(Records from a collection of figures)
-.-.-

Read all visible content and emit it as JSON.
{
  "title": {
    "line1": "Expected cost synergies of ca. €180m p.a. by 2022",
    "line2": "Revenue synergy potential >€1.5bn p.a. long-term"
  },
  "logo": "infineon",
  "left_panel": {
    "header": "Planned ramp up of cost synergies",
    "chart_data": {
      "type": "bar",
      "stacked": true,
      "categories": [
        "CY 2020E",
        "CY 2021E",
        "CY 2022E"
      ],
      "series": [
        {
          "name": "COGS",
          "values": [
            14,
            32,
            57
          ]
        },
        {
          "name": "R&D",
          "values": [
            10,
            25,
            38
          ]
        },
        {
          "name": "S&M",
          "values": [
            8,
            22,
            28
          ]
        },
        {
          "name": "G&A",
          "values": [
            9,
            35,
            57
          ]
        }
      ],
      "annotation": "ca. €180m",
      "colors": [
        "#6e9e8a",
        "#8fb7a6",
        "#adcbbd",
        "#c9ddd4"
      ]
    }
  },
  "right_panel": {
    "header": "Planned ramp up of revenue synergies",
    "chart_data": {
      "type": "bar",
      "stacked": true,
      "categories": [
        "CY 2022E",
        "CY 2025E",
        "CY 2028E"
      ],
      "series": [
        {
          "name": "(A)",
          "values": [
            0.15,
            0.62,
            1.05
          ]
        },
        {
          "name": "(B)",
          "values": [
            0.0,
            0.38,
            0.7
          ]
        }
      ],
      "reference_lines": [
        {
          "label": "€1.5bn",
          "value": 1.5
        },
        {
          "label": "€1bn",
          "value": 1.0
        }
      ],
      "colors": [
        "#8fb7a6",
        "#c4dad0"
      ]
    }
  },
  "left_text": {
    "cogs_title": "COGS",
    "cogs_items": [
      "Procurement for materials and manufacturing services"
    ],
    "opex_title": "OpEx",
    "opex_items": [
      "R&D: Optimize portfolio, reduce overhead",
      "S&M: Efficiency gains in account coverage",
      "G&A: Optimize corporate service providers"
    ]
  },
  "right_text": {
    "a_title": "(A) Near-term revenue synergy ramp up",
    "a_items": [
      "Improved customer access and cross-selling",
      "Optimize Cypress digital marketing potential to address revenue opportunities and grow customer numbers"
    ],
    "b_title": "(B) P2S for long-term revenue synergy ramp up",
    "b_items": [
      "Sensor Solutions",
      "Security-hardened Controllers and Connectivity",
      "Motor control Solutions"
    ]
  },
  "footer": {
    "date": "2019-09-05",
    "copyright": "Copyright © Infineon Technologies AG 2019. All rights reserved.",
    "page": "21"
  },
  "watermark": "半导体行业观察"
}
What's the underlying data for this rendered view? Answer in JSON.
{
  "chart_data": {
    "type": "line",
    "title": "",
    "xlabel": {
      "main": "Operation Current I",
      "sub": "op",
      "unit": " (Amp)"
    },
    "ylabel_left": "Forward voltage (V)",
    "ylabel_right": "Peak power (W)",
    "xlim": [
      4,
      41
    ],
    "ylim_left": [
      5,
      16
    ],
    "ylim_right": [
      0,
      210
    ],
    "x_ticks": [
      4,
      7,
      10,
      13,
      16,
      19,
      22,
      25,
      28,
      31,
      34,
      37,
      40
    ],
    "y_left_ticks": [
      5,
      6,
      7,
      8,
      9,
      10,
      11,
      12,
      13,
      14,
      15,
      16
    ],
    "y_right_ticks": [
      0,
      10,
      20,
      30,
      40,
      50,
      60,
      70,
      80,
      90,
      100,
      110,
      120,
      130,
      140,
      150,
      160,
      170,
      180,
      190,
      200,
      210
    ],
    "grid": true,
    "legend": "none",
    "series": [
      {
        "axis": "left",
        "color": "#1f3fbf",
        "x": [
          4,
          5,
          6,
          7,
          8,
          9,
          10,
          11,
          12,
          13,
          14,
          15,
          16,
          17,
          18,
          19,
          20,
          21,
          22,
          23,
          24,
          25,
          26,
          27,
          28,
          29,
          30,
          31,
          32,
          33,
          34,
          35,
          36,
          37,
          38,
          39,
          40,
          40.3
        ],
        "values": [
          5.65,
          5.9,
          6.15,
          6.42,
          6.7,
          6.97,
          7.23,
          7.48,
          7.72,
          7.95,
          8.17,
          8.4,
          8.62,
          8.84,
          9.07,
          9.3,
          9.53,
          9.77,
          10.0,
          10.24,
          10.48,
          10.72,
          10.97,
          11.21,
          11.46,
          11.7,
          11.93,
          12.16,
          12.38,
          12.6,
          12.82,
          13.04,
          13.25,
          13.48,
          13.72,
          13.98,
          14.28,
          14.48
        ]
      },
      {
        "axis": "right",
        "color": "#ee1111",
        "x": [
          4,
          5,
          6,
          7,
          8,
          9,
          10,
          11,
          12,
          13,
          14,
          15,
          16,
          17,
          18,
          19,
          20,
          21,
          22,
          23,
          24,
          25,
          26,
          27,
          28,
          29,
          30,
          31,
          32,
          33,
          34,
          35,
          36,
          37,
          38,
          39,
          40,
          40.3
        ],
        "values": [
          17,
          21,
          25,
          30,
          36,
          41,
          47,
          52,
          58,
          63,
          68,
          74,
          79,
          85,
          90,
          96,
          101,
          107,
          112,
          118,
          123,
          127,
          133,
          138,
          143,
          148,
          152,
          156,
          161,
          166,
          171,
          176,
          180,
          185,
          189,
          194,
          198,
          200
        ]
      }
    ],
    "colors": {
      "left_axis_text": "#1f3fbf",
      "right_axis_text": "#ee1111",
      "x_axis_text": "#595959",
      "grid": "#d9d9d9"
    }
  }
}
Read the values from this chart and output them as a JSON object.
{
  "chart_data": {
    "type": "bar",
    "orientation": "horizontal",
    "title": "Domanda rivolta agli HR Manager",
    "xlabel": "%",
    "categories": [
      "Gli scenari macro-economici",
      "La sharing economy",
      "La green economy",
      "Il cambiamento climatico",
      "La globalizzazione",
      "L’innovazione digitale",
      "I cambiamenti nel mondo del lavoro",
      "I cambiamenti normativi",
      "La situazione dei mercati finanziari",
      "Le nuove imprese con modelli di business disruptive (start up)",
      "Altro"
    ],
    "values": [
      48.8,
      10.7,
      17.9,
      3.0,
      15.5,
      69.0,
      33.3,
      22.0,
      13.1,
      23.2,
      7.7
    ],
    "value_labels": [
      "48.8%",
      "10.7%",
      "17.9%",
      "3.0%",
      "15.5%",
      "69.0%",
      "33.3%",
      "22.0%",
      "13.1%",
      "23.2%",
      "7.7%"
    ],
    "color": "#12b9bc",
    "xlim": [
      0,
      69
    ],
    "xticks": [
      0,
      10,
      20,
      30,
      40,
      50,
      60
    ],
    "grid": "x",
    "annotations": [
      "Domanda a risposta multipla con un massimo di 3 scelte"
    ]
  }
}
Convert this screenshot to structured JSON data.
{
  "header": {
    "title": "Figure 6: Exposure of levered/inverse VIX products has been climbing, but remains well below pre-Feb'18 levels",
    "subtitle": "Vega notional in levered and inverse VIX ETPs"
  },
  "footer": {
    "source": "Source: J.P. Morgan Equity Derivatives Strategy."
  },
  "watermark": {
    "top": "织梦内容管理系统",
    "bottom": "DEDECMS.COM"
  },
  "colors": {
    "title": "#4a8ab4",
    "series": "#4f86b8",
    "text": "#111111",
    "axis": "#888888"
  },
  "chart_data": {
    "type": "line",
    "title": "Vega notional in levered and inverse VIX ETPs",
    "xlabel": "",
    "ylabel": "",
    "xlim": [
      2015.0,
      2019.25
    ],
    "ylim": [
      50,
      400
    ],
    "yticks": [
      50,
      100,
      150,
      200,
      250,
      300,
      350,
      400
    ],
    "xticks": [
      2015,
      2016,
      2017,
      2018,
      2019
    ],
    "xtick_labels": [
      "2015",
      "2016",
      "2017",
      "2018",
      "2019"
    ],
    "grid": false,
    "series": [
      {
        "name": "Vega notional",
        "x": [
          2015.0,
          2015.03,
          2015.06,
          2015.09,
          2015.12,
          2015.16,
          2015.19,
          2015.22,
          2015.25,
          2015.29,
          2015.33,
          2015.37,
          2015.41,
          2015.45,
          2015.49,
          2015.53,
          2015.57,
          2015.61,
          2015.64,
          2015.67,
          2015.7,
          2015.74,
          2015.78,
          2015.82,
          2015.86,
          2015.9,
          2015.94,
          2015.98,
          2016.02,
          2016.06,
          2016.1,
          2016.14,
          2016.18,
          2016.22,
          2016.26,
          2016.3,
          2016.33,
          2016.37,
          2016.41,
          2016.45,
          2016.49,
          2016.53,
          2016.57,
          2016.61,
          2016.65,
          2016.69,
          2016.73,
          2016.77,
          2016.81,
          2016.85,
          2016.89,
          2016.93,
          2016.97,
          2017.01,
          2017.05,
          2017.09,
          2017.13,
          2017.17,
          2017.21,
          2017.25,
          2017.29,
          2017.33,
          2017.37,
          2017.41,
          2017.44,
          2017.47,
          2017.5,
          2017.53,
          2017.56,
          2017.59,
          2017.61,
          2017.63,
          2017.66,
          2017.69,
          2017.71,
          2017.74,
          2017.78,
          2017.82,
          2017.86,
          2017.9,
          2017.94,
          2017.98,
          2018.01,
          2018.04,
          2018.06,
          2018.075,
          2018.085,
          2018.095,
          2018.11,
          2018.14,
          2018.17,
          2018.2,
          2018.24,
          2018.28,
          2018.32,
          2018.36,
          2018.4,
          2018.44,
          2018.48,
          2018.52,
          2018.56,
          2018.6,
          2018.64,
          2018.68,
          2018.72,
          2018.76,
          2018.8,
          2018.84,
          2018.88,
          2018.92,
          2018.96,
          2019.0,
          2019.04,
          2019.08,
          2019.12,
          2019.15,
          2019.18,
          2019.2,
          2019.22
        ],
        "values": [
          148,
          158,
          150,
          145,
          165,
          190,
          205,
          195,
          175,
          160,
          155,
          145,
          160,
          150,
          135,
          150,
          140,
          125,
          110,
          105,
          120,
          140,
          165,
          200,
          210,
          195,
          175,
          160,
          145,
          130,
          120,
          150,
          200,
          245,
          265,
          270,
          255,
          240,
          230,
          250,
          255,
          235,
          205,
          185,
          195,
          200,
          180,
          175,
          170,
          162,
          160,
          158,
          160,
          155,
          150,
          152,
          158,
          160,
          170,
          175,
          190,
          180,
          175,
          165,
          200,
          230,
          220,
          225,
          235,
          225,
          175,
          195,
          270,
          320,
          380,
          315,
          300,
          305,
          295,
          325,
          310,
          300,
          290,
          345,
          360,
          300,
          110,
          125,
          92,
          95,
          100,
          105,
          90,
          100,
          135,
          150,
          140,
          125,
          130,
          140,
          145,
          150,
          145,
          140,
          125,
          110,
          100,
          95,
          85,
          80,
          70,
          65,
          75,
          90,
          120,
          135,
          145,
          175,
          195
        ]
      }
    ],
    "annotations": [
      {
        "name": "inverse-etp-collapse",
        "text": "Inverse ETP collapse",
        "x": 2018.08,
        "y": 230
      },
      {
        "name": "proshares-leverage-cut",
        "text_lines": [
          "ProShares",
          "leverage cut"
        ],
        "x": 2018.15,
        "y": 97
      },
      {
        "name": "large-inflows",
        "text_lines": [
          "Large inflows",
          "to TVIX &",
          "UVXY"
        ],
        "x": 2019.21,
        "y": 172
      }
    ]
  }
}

-.-.-

## Written instruction:
State how many lines of the records above contain the word "Solutions", giving only that number.

## Exercise output:
2